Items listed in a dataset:
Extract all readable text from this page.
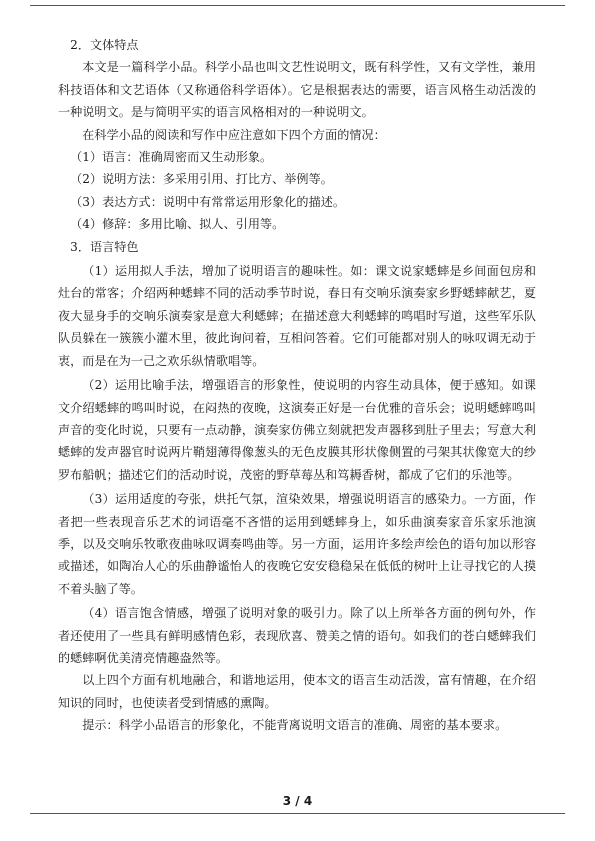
2．文体特点

本文是一篇科学小品。科学小品也叫文艺性说明文，既有科学性，又有文学性，兼用科技语体和文艺语体（又称通俗科学语体）。它是根据表达的需要，语言风格生动活泼的一种说明文。是与简明平实的语言风格相对的一种说明文。

在科学小品的阅读和写作中应注意如下四个方面的情况：

（1）语言：准确周密而又生动形象。

（2）说明方法：多采用引用、打比方、举例等。

（3）表达方式：说明中有常常运用形象化的描述。

（4）修辞：多用比喻、拟人、引用等。

3．语言特色

（1）运用拟人手法，增加了说明语言的趣味性。如：课文说家蟋蟀是乡间面包房和灶台的常客；介绍两种蟋蟀不同的活动季节时说，春日有交响乐演奏家乡野蟋蟀献艺，夏夜大显身手的交响乐演奏家是意大利蟋蟀；在描述意大利蟋蟀的鸣唱时写道，这些军乐队队员躲在一簇簇小灌木里，彼此询问着，互相问答着。它们可能都对别人的咏叹调无动于衷，而是在为一己之欢乐纵情歌唱等。

（2）运用比喻手法，增强语言的形象性，使说明的内容生动具体，便于感知。如课文介绍蟋蟀的鸣叫时说，在闷热的夜晚，这演奏正好是一台优雅的音乐会；说明蟋蟀鸣叫声音的变化时说，只要有一点动静，演奏家仿佛立刻就把发声器移到肚子里去；写意大利蟋蟀的发声器官时说两片鞘翅薄得像葱头的无色皮膜其形状像侧置的弓架其状像宽大的纱罗布船帆；描述它们的活动时说，茂密的野草莓丛和笃耨香树，都成了它们的乐池等。

（3）运用适度的夸张，烘托气氛，渲染效果，增强说明语言的感染力。一方面，作者把一些表现音乐艺术的词语毫不吝惜的运用到蟋蟀身上，如乐曲演奏家音乐家乐池演季，以及交响乐牧歌夜曲咏叹调奏鸣曲等。另一方面，运用许多绘声绘色的语句加以形容或描述，如陶冶人心的乐曲静谧怡人的夜晚它安安稳稳呆在低低的树叶上让寻找它的人摸不着头脑了等。

（4）语言饱含情感，增强了说明对象的吸引力。除了以上所举各方面的例句外，作者还使用了一些具有鲜明感情色彩，表现欣喜、赞美之情的语句。如我们的苍白蟋蟀我们的蟋蟀啊优美清亮情趣盎然等。

以上四个方面有机地融合，和谐地运用，使本文的语言生动活泼，富有情趣，在介绍知识的同时，也使读者受到情感的熏陶。

提示：科学小品语言的形象化，不能背离说明文语言的准确、周密的基本要求。

3 / 4
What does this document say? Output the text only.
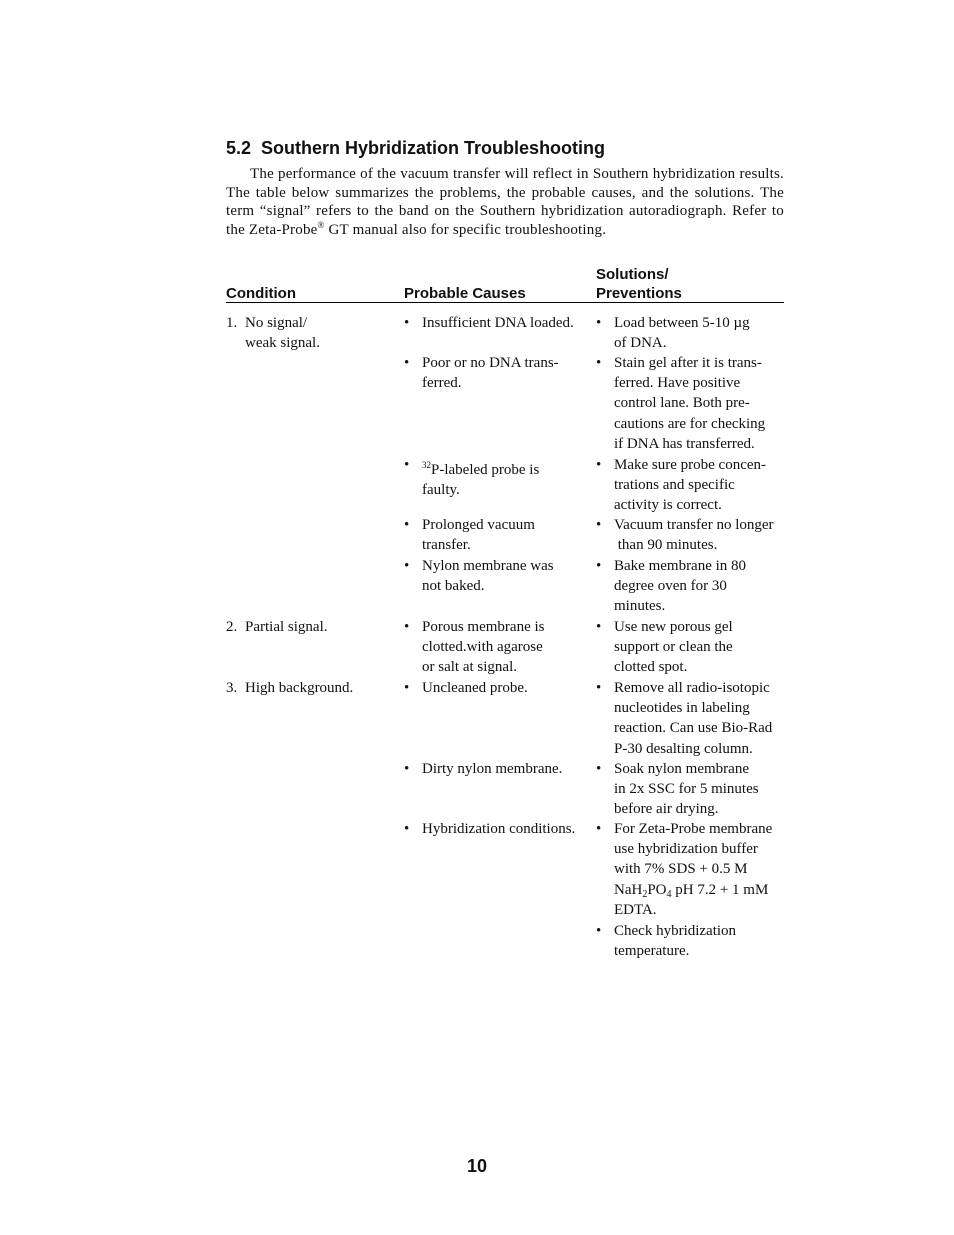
5.2 Southern Hybridization Troubleshooting

The performance of the vacuum transfer will reflect in Southern hybridization results. The table below summarizes the problems, the probable causes, and the solutions. The term “signal” refers to the band on the Southern hybridization autoradiograph. Refer to the Zeta-Probe® GT manual also for specific troubleshooting.

Condition	Probable Causes
Solutions/
Preventions
1. No signal/
weak signal.
2. Partial signal.
3. High background.
• Insufficient DNA loaded.
• Poor or no DNA trans-
ferred.
• $^{32}$P-labeled probe is
faulty.
• Prolonged vacuum
transfer.
• Nylon membrane was
not baked.
• Porous membrane is
clotted.with agarose
or salt at signal.
• Uncleaned probe.
• Dirty nylon membrane.
• Hybridization conditions.
• Load between 5-10 µg
of DNA.
• Stain gel after it is trans-
ferred. Have positive
control lane. Both pre-
cautions are for checking
if DNA has transferred.
• Make sure probe concen-
trations and specific
activity is correct.
• Vacuum transfer no longer
than 90 minutes.
• Bake membrane in 80
degree oven for 30
minutes.
• Use new porous gel
support or clean the
clotted spot.
• Remove all radio-isotopic
nucleotides in labeling
reaction. Can use Bio-Rad
P-30 desalting column.
• Soak nylon membrane
in 2x SSC for 5 minutes
before air drying.
• For Zeta-Probe membrane
use hybridization buffer
with 7% SDS + 0.5 M
$NaH_2PO_4$ pH 7.2 + 1 mM
EDTA.
• Check hybridization
temperature.
10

> **Your goal**
Every line from the one containing "What does this" through the end of the data above should be copied exactly; nothing else is copied, and pictures are omitted.

> **Final answer**
What does this document say? Output the text only.
5.2 Southern Hybridization Troubleshooting

The performance of the vacuum transfer will reflect in Southern hybridization results. The table below summarizes the problems, the probable causes, and the solutions. The term “signal” refers to the band on the Southern hybridization autoradiograph. Refer to the Zeta-Probe® GT manual also for specific troubleshooting.

Condition	Probable Causes
Solutions/
Preventions
1. No signal/
weak signal.
2. Partial signal.
3. High background.
• Insufficient DNA loaded.
• Poor or no DNA trans-
ferred.
• $^{32}$P-labeled probe is
faulty.
• Prolonged vacuum
transfer.
• Nylon membrane was
not baked.
• Porous membrane is
clotted.with agarose
or salt at signal.
• Uncleaned probe.
• Dirty nylon membrane.
• Hybridization conditions.
• Load between 5-10 µg
of DNA.
• Stain gel after it is trans-
ferred. Have positive
control lane. Both pre-
cautions are for checking
if DNA has transferred.
• Make sure probe concen-
trations and specific
activity is correct.
• Vacuum transfer no longer
than 90 minutes.
• Bake membrane in 80
degree oven for 30
minutes.
• Use new porous gel
support or clean the
clotted spot.
• Remove all radio-isotopic
nucleotides in labeling
reaction. Can use Bio-Rad
P-30 desalting column.
• Soak nylon membrane
in 2x SSC for 5 minutes
before air drying.
• For Zeta-Probe membrane
use hybridization buffer
with 7% SDS + 0.5 M
$NaH_2PO_4$ pH 7.2 + 1 mM
EDTA.
• Check hybridization
temperature.
10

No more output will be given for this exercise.